遺族年金のコラムの続きを、最後の文の後から書き進めてください。
··· 出典文章
今回も、年金事務所の窓口事例で遺族年金を取り上げます。前々回のコラムでは現役世帯の遺族年金を取り上げましたが、今回は年金受給世帯の遺族年金についての事例です。

今回取り上げるのは、夫(72歳)が亡くなり、遺族年金の請求にいらっしゃった方(64歳)の事例です。男性でも今のご時世で72歳でお亡くなりになるのは、ちょっと早すぎますし、突然のご病気が原因だったとのことなので、悲しみも深く、落ち込んでいらっしゃるようにお見受けしました。

下の表が、ご夫婦の状況に関する説明です。

皆さんは、これらの情報から、本事例についてどのようなポイントがあるか、思い浮かびますか?以下の解説を見る前に、ちょっと考えてみてください。

また、年金受給世帯の遺族年金に関しては、当年金コラムの「2020年10月号 年金相談の現場から 第5回」も参考にしてください。

65歳になるまでの遺族年金

まず、遺族年金ですが、ご夫婦の子はすでに成人しているので、遺族基礎年金はなく、遺族厚生年金のみとなります。ここで、夫は亡くなった時には厚生年金に加入していないので、老齢年金の受給権者として遺族年金が発生するためには、受給資格期間が300月あることが必要です。
······
··· 提示エントリ
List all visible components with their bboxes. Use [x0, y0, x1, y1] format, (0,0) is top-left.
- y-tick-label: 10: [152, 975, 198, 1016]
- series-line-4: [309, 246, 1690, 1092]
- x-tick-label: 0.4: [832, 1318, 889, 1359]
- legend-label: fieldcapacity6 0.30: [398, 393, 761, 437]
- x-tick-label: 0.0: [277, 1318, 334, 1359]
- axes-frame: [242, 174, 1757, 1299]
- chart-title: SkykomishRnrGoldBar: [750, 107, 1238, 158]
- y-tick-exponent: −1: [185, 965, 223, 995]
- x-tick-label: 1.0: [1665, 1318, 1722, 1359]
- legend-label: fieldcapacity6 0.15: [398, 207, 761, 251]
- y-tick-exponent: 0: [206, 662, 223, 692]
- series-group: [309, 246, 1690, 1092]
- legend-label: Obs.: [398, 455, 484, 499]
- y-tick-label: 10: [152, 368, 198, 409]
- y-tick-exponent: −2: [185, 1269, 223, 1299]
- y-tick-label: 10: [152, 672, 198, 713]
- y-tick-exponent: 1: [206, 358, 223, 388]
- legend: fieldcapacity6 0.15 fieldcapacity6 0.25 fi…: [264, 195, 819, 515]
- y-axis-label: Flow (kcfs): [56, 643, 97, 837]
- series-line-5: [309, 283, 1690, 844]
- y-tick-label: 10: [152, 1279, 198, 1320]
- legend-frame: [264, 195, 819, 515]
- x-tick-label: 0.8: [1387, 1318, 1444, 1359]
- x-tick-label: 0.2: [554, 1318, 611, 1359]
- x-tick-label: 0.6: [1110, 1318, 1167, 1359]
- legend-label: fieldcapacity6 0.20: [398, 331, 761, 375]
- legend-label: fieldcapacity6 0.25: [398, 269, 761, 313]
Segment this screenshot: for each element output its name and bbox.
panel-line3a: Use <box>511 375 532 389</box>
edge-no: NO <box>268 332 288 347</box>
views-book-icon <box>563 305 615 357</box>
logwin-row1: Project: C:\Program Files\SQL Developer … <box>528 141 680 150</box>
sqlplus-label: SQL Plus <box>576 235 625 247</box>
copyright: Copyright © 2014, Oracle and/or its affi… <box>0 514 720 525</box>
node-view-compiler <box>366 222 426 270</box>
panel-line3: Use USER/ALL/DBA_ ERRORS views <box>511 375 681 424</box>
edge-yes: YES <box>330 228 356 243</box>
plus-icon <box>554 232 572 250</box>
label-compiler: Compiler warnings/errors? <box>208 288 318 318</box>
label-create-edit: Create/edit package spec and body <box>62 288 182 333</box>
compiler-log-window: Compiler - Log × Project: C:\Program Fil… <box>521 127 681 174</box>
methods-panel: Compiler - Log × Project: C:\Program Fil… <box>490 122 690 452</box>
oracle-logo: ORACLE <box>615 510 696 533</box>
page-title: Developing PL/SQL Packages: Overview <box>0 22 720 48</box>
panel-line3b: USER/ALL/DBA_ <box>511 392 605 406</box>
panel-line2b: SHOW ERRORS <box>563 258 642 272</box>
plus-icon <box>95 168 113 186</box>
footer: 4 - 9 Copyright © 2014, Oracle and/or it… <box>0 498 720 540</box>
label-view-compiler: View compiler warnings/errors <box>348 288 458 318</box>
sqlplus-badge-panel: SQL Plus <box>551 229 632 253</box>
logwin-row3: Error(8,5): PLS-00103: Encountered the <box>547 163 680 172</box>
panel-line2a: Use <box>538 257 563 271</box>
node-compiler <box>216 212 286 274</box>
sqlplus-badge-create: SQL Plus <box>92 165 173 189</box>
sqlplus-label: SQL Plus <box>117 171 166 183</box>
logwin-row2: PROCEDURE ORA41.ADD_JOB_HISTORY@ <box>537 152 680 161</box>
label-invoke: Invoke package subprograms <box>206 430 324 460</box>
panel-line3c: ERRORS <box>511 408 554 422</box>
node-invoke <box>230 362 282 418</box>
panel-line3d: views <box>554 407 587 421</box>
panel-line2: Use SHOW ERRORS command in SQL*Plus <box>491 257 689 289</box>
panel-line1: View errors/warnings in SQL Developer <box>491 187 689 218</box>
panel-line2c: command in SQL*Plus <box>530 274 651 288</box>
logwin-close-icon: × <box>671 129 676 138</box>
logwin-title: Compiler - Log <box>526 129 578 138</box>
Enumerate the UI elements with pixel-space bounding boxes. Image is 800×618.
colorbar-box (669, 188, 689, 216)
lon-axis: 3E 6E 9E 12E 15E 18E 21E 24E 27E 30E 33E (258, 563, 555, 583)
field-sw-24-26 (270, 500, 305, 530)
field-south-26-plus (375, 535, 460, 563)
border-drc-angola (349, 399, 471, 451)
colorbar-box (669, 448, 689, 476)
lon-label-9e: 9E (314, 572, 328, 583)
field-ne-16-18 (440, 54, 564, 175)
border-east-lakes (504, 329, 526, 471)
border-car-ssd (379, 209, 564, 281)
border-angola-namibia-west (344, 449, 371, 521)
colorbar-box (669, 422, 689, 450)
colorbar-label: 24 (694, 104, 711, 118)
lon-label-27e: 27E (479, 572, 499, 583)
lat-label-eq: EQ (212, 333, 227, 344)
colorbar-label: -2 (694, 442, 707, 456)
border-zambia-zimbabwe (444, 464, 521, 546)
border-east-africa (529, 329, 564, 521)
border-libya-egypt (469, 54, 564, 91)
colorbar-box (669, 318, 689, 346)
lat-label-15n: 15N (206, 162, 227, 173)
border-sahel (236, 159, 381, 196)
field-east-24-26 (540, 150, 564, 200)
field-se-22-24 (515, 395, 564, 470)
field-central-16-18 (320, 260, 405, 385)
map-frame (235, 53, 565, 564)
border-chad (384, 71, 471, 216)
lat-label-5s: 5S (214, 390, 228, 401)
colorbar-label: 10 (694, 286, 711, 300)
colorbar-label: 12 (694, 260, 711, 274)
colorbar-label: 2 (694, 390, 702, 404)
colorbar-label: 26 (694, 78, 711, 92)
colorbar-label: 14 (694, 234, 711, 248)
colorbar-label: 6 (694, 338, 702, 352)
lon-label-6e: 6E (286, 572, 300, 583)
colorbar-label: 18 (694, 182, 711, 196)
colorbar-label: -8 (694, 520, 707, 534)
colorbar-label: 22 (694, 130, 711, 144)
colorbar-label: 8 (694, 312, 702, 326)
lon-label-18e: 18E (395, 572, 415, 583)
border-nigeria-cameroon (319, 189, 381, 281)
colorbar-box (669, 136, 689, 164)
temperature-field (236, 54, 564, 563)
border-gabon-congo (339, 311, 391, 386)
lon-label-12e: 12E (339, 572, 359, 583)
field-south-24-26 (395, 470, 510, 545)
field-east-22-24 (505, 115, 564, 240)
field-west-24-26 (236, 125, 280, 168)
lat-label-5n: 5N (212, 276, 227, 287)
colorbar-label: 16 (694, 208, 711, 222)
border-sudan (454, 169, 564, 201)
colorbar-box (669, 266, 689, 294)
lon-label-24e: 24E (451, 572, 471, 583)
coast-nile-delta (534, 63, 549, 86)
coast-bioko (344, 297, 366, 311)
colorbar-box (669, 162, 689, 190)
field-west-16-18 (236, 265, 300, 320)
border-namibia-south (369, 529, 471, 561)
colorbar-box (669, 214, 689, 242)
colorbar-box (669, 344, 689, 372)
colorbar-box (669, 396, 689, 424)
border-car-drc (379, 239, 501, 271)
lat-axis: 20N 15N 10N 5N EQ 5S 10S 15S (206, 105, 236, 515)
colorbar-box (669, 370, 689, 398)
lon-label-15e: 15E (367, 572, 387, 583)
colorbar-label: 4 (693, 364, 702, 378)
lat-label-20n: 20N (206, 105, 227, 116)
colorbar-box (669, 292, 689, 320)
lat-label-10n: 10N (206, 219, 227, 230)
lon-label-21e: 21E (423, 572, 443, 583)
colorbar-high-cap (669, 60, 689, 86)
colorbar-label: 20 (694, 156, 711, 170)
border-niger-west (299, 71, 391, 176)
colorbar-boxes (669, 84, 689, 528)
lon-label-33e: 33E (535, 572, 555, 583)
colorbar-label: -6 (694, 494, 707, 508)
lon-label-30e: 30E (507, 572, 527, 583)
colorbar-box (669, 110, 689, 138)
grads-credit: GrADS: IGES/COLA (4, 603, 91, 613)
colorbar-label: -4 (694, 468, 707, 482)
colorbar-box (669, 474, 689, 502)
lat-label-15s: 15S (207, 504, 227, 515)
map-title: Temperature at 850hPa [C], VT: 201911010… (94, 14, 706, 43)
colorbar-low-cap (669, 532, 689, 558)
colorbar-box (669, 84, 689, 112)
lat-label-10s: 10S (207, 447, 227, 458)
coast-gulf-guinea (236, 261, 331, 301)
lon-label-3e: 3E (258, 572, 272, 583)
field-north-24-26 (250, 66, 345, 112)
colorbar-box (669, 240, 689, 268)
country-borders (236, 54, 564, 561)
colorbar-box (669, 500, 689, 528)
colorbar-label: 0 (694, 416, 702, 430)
······
▸ **回答**
老齢年金を受け取るためには、受給資格期間は120月で大丈夫ですが、遺族年金が発生するためには300月必要なので、300月に達していない方が老齢年金の請求に来た時には、窓口で受給資格期間に含めることのできる合算対象期間(カラ期間)や国民年金の任意加入、厚生年金の加入について、確認と案内をしています。今回の事例では、厚生年金の加入期間が390月あるので問題ありません。

妻はもうすぐ65歳になりますが、それまでの遺族厚生年金の額は、「報酬比例部分の4分の3」です。「厚生年金全体の額の4分の3」ではないので注意してください。それと、亡夫は厚生年金に20年以上加入しているので、中高齢の寡婦加算がつきます。

【65歳になるまでの遺族年金額】
基本額(報酬比例部分の4分の3) 56万円
中高齢の寡婦加算額 59万円 (合計)115万円

65歳になるまでは、妻自身の老齢年金と遺族年金を併せて受給することはできないので、いずれかを選択することになりますが、妻自身の特老厚よりも遺族年金の方が多いので、遺族年金を選択することになります。

遺族年金は、夫が亡くなった日の翌月分から支給されます。したがって、9月分から妻が65歳になる11月までの3か月分は、こちらの年金額になります。

65歳からの遺族年金

妻が65歳になると、妻自身の老齢年金と遺族年金を併せて受給することができます。

まずは、妻の老齢年金の額を確認しましょう。妻は特老厚の受給権が発生した60歳以降も引き続き厚生年金に加入しているので、その分が65歳で年金に反映されることになります。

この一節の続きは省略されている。